Task objective => Scan the records for the string "name"; copy each line where it occurs.
+++ Data supplied
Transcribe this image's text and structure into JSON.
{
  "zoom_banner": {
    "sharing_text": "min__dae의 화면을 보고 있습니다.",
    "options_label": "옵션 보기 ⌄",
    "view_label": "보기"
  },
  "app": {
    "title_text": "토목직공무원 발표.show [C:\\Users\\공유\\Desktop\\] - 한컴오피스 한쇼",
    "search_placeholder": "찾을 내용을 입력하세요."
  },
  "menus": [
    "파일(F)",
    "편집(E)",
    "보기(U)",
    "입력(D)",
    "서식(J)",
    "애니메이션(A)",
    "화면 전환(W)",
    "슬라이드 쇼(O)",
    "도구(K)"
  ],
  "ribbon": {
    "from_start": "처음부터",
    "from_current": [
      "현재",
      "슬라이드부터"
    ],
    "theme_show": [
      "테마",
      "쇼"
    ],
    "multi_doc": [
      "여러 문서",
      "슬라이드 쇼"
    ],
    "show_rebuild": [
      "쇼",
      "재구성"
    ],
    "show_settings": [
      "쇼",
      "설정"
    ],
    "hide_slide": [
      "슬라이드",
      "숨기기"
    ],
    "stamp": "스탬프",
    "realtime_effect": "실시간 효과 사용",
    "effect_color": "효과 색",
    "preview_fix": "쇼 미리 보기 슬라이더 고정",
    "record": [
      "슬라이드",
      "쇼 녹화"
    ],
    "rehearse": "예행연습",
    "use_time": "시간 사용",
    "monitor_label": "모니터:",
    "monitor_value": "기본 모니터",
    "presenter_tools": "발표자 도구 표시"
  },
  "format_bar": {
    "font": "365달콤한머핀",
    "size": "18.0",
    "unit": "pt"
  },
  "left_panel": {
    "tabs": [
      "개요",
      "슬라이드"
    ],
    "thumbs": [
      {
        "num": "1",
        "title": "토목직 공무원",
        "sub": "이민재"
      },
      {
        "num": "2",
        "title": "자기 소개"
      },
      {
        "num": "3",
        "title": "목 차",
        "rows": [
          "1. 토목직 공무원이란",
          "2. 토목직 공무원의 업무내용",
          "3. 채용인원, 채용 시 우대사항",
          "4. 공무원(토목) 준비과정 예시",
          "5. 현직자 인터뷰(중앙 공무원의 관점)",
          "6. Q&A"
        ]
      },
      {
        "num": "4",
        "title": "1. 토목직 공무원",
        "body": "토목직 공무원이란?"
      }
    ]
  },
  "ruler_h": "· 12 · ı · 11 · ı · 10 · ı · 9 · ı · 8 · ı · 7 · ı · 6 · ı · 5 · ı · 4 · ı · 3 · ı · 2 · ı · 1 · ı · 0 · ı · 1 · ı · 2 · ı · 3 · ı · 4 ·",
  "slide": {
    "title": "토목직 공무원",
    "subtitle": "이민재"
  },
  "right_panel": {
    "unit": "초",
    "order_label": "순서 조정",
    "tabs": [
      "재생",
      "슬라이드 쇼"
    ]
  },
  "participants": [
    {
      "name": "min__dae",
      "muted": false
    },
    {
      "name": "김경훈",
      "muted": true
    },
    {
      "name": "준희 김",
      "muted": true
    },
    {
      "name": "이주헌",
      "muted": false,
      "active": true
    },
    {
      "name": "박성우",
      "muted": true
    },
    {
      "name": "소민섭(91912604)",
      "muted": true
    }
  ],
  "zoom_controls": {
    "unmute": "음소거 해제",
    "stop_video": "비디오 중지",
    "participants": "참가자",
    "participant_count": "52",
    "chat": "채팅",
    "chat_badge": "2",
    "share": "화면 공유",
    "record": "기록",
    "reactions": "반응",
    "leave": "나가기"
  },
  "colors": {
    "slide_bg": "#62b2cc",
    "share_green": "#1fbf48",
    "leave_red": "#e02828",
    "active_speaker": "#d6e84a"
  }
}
++++++
+++ Data supplied
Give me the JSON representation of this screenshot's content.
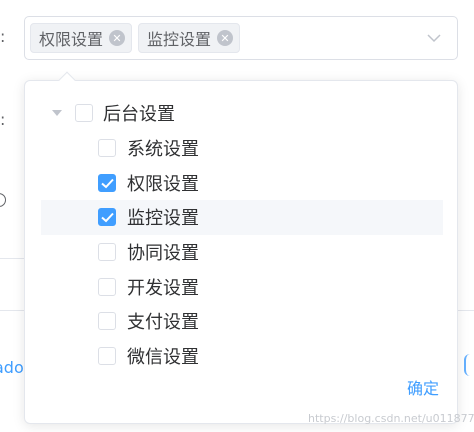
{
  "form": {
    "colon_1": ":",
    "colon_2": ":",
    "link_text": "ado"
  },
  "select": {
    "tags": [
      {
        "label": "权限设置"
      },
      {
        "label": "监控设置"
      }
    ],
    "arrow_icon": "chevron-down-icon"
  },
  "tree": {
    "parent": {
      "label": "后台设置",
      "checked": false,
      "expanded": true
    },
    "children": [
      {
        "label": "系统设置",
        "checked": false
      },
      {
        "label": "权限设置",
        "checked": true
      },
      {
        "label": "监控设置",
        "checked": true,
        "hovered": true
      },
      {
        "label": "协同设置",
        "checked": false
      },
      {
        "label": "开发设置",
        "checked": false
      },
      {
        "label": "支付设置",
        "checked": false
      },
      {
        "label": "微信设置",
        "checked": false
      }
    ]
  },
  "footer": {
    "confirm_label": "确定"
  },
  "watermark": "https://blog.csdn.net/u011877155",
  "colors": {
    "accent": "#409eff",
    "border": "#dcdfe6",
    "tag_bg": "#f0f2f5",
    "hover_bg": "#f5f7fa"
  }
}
++++++
Result for this exercise =>
      "name": "min__dae",
      "name": "김경훈",
      "name": "준희 김",
      "name": "이주헌",
      "name": "박성우",
      "name": "소민섭(91912604)",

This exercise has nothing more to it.